[Chart and figure data]
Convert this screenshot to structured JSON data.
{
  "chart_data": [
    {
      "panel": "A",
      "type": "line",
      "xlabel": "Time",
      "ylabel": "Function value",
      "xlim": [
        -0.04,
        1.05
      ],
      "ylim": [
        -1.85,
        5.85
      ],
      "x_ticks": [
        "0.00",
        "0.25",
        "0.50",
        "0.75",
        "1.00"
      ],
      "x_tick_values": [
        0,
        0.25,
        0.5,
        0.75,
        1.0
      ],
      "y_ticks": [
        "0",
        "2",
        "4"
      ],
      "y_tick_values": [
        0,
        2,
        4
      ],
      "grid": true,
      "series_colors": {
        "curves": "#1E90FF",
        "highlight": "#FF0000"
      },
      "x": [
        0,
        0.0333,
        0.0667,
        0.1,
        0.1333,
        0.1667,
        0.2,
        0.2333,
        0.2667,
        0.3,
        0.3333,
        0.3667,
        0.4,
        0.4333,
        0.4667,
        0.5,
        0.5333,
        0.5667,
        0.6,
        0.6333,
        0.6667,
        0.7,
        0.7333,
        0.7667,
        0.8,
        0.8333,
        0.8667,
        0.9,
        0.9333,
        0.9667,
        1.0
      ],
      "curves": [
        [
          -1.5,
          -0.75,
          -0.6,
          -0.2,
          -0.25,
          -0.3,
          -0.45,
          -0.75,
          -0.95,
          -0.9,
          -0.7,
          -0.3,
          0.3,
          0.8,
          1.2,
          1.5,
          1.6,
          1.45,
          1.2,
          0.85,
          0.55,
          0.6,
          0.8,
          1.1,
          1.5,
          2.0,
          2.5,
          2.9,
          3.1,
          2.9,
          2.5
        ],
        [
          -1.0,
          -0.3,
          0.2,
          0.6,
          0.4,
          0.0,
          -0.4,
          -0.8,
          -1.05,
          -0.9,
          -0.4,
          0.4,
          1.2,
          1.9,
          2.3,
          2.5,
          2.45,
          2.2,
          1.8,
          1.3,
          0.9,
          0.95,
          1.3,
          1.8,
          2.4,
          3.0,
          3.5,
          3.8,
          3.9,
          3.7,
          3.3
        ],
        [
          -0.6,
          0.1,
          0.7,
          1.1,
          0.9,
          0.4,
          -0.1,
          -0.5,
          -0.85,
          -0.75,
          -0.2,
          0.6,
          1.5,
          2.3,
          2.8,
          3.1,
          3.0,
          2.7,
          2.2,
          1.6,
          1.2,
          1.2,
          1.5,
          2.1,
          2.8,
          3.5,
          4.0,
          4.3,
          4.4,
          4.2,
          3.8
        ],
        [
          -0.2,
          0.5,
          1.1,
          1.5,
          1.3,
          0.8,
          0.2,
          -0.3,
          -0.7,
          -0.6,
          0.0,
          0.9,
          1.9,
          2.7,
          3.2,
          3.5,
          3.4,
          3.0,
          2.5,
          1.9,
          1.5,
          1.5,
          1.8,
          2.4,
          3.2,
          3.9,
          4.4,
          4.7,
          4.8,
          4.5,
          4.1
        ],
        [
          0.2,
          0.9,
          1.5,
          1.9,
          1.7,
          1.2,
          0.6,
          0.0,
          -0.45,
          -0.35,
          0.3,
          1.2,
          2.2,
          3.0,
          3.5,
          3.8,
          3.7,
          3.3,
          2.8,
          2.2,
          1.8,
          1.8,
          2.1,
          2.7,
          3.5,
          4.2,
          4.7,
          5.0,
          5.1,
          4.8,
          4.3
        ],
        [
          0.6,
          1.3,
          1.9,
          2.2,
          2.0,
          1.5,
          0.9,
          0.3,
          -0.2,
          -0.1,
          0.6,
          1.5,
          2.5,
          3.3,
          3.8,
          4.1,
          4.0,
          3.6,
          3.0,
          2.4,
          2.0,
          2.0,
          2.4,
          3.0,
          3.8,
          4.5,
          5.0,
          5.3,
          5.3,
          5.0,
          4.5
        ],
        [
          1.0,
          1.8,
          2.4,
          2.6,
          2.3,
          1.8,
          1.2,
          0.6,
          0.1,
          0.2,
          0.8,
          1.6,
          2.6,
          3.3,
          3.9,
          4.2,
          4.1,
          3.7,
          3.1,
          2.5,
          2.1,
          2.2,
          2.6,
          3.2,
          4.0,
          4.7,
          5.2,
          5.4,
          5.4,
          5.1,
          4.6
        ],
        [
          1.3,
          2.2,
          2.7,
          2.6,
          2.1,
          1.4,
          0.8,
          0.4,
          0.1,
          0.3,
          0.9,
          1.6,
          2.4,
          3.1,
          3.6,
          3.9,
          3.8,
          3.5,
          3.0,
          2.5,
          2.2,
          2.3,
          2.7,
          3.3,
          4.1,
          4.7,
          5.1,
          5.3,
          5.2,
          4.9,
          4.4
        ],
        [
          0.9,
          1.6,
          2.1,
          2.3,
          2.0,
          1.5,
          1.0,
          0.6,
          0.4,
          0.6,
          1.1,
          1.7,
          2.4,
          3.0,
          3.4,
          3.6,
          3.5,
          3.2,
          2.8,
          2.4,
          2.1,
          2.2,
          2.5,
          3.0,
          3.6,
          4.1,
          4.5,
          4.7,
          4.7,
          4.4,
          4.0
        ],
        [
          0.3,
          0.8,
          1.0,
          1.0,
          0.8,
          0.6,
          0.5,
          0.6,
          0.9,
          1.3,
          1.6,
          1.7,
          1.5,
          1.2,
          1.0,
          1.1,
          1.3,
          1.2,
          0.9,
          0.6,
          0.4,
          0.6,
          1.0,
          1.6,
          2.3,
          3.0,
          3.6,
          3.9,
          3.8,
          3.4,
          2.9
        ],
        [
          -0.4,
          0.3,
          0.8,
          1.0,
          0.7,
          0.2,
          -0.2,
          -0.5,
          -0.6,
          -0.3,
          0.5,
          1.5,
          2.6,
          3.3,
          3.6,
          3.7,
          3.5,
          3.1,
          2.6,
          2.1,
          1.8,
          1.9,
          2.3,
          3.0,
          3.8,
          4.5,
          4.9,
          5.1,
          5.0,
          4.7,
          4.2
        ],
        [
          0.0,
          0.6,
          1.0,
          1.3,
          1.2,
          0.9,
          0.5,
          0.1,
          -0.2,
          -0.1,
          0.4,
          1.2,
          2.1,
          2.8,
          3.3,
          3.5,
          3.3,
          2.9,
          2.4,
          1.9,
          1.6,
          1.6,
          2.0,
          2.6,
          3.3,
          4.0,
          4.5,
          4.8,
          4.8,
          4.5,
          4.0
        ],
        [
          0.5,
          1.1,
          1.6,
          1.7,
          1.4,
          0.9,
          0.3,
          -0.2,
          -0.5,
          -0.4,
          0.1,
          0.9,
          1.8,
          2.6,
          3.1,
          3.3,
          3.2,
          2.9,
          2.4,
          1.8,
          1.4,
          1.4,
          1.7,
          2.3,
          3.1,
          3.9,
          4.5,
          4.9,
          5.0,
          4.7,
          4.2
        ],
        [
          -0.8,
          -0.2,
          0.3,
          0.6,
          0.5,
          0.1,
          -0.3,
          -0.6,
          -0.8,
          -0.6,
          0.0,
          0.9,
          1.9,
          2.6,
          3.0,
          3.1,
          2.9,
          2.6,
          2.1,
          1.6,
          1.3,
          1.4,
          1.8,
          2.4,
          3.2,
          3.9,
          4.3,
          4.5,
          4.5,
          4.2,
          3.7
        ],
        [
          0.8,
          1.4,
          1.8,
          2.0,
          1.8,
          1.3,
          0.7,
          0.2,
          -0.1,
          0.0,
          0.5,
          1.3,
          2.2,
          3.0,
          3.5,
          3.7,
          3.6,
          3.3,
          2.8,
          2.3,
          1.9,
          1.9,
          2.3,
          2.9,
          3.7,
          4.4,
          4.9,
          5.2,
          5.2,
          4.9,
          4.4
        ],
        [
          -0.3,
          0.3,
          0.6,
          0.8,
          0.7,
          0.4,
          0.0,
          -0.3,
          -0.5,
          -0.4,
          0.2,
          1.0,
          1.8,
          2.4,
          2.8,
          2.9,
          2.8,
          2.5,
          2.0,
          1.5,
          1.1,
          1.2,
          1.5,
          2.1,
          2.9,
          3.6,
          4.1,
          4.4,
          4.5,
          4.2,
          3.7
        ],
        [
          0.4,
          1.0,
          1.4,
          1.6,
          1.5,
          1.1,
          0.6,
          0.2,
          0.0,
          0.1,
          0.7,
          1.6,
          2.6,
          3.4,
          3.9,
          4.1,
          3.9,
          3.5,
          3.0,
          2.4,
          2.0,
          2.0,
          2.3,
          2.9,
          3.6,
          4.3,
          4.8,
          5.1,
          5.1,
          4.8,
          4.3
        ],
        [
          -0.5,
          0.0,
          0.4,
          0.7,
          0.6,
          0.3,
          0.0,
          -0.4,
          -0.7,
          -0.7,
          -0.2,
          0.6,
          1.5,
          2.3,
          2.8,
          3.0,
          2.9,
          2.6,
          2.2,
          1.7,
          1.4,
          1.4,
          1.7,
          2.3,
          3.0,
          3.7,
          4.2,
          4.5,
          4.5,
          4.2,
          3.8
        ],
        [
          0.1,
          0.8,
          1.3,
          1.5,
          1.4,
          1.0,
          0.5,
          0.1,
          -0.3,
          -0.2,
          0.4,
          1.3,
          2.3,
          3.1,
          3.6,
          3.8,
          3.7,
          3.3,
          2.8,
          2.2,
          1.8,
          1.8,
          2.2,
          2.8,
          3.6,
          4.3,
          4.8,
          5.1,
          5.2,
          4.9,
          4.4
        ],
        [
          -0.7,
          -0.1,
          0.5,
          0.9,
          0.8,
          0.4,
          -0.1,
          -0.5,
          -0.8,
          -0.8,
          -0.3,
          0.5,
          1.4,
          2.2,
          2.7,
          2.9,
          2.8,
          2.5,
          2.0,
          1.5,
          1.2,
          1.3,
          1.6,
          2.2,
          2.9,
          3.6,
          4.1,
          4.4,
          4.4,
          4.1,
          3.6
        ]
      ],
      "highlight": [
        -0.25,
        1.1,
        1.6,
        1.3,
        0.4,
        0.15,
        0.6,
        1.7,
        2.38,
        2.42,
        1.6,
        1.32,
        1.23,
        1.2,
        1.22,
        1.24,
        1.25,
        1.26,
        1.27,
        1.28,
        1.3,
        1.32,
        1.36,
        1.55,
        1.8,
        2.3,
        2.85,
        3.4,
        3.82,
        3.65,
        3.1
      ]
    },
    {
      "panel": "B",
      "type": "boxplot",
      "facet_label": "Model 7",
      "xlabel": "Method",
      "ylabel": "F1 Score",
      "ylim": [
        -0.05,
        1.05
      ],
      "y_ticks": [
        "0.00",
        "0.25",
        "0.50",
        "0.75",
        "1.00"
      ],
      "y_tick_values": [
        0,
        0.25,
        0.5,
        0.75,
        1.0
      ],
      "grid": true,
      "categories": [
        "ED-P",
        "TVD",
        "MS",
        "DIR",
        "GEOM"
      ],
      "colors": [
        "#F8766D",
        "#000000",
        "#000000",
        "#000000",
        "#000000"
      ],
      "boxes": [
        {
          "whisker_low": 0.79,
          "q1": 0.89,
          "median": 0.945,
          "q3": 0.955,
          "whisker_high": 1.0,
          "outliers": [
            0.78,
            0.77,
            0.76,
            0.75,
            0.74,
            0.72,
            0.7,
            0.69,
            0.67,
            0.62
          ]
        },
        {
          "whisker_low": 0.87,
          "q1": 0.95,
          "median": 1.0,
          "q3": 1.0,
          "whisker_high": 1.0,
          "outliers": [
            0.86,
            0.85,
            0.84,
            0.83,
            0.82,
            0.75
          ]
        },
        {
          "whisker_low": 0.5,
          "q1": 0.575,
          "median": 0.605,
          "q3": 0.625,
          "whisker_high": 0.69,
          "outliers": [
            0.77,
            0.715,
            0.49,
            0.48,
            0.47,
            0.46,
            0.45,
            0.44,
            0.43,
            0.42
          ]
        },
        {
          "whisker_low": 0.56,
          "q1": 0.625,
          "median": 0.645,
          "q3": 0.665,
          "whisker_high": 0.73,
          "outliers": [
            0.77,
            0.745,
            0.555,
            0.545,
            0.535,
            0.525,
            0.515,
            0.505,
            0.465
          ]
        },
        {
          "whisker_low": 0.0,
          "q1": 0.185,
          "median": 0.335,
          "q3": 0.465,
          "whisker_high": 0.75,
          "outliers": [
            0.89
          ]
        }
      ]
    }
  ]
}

§ **The request**: Copy whichever lines in the listing above contain the word "ylabel".

§ **Solution for this exercise**:
      "ylabel": "Function value",
      "ylabel": "F1 Score",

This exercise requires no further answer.